┌─ Dataset entries

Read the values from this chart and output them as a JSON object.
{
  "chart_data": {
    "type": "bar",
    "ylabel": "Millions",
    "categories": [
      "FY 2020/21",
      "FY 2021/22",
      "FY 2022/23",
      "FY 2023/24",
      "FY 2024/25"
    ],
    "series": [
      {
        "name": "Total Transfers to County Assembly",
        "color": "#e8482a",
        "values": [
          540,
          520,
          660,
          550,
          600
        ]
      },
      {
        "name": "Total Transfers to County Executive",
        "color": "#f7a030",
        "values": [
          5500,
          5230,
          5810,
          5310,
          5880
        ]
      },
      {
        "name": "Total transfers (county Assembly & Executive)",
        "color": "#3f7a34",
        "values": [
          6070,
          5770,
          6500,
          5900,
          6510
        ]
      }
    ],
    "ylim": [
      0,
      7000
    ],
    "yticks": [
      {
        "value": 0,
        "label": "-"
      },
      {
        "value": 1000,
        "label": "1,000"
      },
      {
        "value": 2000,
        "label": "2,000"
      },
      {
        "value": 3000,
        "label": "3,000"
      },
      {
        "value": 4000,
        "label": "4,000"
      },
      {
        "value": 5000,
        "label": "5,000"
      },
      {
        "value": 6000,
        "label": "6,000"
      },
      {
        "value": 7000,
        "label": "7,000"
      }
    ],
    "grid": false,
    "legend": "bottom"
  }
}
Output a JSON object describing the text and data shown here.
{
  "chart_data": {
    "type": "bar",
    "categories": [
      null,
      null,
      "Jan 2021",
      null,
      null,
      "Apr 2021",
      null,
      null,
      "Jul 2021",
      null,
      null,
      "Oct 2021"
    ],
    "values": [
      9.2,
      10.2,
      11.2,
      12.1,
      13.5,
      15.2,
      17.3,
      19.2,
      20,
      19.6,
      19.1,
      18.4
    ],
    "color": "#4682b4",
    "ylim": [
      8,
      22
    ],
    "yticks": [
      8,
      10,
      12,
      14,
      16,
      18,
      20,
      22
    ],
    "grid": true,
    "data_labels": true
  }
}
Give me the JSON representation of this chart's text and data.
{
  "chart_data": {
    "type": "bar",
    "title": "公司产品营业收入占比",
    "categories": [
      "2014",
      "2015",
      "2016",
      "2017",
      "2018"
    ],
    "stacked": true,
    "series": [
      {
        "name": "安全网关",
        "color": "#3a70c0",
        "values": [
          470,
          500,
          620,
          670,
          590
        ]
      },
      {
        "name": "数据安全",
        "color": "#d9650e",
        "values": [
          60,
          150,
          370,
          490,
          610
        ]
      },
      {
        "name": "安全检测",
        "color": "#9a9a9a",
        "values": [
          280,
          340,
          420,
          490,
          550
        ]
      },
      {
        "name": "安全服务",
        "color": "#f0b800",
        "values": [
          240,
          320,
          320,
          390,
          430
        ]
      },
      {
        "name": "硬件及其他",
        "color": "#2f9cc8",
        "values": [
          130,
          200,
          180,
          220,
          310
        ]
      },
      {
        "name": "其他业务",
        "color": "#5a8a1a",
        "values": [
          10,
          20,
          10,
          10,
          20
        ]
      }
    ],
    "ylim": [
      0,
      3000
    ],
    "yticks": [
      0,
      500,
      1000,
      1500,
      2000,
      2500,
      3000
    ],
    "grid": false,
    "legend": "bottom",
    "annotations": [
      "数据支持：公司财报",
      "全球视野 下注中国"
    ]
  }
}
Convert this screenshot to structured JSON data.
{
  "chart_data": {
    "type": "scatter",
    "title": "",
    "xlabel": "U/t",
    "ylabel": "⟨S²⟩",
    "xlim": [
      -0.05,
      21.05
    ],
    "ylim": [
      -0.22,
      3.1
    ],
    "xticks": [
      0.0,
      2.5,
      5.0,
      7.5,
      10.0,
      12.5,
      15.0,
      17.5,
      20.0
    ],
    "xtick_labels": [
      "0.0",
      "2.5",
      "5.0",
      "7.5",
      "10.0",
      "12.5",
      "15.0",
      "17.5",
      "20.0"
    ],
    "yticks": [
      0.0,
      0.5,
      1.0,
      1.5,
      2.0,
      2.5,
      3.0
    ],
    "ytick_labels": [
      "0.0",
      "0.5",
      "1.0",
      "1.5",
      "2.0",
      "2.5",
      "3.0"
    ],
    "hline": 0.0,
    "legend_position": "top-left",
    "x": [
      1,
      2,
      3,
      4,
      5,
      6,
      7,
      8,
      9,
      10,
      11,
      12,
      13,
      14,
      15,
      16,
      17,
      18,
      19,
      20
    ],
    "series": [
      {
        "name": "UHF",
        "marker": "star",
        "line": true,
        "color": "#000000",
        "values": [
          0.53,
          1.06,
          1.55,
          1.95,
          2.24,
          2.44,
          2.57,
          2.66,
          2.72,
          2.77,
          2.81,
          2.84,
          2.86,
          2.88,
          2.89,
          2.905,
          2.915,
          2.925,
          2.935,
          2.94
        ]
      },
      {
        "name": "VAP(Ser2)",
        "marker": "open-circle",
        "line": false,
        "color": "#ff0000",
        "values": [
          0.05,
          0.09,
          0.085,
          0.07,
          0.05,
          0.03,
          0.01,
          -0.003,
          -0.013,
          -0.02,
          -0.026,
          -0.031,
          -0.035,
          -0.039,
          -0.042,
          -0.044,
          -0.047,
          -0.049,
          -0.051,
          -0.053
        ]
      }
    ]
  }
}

└─

### Aim
Wherever "Total" shows up in a line, copy that line.

### Solution below
        "name": "Total Transfers to County Assembly",
        "name": "Total Transfers to County Executive",
        "name": "Total transfers (county Assembly & Executive)",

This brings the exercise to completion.